-- start of INFORMATION GIVEN --

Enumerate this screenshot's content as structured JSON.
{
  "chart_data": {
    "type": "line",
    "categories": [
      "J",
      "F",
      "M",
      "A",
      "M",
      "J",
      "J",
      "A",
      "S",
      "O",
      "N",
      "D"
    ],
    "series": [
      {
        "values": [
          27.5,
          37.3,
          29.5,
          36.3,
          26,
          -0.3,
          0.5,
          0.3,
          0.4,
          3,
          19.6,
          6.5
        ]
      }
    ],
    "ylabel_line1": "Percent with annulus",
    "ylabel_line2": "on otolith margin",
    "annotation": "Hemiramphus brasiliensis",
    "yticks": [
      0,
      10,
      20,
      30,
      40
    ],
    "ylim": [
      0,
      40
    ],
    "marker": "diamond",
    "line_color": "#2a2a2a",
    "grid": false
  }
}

-- end of INFORMATION GIVEN --

== EXERCISE GOAL ==
Extract every line above exactly as it stands.

== EXERCISE OUTPUT ==
Enumerate this screenshot's content as structured JSON.
{
  "chart_data": {
    "type": "line",
    "categories": [
      "J",
      "F",
      "M",
      "A",
      "M",
      "J",
      "J",
      "A",
      "S",
      "O",
      "N",
      "D"
    ],
    "series": [
      {
        "values": [
          27.5,
          37.3,
          29.5,
          36.3,
          26,
          -0.3,
          0.5,
          0.3,
          0.4,
          3,
          19.6,
          6.5
        ]
      }
    ],
    "ylabel_line1": "Percent with annulus",
    "ylabel_line2": "on otolith margin",
    "annotation": "Hemiramphus brasiliensis",
    "yticks": [
      0,
      10,
      20,
      30,
      40
    ],
    "ylim": [
      0,
      40
    ],
    "marker": "diamond",
    "line_color": "#2a2a2a",
    "grid": false
  }
}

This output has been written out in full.